• **Aim**:
From the entries below, list each line with "médecine".

• **Dataset records**:
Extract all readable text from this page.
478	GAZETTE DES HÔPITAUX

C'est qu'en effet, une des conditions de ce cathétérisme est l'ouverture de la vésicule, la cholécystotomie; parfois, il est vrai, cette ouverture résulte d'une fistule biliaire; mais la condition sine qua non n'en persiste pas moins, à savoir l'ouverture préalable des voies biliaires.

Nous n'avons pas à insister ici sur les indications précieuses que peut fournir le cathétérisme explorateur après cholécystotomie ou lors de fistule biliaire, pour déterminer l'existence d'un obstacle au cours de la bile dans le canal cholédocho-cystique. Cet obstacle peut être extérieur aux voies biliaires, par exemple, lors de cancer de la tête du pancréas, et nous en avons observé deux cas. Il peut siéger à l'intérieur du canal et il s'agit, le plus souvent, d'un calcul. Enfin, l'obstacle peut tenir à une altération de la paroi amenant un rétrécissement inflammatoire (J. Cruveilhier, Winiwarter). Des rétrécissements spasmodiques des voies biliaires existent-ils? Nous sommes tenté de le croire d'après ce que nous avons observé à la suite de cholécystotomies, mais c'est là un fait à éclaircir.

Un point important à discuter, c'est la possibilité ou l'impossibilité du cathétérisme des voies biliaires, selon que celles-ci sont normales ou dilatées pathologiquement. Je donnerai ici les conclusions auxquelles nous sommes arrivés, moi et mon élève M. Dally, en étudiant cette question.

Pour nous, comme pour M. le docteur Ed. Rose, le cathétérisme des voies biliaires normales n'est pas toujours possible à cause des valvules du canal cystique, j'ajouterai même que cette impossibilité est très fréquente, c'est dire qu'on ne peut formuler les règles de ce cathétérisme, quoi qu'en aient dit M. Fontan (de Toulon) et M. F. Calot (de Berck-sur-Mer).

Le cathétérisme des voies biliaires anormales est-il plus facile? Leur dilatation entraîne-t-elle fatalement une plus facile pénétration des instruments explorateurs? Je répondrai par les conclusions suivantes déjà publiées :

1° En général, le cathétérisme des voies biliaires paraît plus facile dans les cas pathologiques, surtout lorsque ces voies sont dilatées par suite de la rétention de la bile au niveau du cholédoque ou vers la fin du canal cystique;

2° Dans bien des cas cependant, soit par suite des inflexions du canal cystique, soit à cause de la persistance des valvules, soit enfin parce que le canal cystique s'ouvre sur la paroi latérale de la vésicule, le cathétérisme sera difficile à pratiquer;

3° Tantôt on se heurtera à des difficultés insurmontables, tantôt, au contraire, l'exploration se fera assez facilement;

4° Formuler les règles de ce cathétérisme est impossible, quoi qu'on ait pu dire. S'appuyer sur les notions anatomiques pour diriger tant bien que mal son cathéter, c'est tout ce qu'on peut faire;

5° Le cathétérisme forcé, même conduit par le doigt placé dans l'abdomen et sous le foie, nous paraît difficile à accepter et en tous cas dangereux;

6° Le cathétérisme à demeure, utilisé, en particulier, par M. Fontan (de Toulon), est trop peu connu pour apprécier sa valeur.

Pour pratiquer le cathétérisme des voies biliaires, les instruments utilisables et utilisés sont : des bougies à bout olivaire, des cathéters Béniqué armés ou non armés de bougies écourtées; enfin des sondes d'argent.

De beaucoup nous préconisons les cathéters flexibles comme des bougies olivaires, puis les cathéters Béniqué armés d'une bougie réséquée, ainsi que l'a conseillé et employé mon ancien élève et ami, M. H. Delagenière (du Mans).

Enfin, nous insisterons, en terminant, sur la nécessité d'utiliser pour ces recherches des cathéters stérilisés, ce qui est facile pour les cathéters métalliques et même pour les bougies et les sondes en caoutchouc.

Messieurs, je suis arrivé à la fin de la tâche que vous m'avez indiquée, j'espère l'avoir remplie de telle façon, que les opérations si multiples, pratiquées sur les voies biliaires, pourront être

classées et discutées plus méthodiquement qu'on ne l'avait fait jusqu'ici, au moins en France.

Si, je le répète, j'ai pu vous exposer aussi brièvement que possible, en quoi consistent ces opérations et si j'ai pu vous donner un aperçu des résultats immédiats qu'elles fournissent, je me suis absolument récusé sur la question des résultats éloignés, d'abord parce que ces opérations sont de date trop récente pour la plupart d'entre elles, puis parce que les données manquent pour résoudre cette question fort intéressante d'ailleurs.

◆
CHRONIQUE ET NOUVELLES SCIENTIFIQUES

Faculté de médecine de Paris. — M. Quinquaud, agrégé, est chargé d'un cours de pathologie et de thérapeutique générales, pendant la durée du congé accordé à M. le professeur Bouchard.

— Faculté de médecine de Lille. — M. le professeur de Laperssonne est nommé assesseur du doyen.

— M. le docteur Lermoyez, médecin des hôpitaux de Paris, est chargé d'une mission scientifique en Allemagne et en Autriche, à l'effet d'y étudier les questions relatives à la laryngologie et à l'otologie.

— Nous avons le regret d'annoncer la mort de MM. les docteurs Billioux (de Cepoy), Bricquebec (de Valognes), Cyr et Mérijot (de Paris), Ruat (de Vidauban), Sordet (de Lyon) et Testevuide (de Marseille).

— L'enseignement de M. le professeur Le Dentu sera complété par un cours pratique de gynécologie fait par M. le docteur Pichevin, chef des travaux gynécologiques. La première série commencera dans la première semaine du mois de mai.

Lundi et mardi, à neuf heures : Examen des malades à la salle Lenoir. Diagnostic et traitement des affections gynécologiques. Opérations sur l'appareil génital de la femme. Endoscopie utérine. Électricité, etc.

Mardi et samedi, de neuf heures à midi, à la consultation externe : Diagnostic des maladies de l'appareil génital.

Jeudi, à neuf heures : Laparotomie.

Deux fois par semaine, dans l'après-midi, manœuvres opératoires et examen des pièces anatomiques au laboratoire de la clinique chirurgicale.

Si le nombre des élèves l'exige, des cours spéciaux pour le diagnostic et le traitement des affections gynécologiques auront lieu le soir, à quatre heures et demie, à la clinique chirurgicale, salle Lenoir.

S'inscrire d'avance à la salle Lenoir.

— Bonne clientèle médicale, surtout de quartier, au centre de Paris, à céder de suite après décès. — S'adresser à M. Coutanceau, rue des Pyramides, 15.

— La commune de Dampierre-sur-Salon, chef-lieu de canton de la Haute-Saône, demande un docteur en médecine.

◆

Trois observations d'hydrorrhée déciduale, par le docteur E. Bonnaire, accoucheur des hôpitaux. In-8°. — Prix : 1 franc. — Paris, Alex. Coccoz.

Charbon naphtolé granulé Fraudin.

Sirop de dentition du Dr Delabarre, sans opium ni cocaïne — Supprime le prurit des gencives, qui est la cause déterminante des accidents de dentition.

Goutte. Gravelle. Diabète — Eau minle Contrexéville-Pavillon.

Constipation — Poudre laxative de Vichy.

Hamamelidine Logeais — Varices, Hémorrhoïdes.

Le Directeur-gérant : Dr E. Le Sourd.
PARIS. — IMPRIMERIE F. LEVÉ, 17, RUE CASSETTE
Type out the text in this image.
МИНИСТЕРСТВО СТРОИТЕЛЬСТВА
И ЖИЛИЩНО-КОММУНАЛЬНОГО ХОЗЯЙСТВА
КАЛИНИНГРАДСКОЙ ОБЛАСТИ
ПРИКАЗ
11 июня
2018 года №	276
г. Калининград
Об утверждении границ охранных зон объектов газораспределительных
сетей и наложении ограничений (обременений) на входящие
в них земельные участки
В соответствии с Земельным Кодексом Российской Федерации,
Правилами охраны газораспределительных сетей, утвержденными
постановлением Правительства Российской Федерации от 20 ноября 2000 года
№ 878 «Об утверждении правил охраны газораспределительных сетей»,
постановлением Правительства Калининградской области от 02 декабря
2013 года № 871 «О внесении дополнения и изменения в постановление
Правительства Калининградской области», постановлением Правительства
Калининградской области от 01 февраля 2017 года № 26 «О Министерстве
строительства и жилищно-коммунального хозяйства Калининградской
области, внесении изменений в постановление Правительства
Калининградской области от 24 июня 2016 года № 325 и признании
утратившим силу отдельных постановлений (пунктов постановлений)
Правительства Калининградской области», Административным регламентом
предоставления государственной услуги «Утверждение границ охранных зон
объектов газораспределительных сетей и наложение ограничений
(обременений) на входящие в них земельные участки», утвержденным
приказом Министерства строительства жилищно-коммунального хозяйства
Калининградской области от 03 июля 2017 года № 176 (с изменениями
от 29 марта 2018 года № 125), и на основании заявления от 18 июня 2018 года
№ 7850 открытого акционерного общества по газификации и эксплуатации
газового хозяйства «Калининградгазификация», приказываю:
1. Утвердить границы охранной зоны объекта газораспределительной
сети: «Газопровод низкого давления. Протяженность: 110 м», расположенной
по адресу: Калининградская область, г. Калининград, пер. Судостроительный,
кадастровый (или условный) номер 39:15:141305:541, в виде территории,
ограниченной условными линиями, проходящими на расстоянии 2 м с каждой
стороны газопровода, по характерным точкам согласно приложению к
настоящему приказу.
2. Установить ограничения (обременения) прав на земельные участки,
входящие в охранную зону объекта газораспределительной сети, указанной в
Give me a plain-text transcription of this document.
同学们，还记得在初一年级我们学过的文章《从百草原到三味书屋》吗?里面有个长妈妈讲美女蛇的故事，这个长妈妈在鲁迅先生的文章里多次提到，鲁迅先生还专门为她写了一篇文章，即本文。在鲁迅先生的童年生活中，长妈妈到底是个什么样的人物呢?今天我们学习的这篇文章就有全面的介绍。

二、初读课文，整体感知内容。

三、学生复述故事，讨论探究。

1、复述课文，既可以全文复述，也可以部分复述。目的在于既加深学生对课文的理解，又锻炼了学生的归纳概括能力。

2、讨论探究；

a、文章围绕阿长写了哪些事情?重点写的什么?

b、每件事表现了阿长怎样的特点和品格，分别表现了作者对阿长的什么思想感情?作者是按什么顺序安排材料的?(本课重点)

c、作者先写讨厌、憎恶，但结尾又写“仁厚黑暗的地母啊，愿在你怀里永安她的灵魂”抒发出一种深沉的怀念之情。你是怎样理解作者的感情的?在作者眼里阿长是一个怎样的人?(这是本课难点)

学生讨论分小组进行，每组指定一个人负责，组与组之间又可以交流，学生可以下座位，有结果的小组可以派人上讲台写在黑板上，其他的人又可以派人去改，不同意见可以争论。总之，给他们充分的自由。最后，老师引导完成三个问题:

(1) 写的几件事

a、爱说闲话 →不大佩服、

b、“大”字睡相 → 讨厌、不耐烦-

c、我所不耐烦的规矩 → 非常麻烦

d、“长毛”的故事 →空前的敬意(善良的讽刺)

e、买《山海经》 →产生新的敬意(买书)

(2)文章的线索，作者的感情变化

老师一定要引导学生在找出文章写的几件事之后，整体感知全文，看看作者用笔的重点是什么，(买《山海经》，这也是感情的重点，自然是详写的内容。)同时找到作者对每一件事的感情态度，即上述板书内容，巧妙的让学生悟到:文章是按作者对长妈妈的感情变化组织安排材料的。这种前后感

• **Answer to this task**:
Faculté de médecine de Paris. — M. Quinquaud, agrégé, est chargé d'un cours de pathologie et de thérapeutique générales, pendant la durée du congé accordé à M. le professeur Bouchard.
— Faculté de médecine de Lille. — M. le professeur de Laperssonne est nommé assesseur du doyen.
— La commune de Dampierre-sur-Salon, chef-lieu de canton de la Haute-Saône, demande un docteur en médecine.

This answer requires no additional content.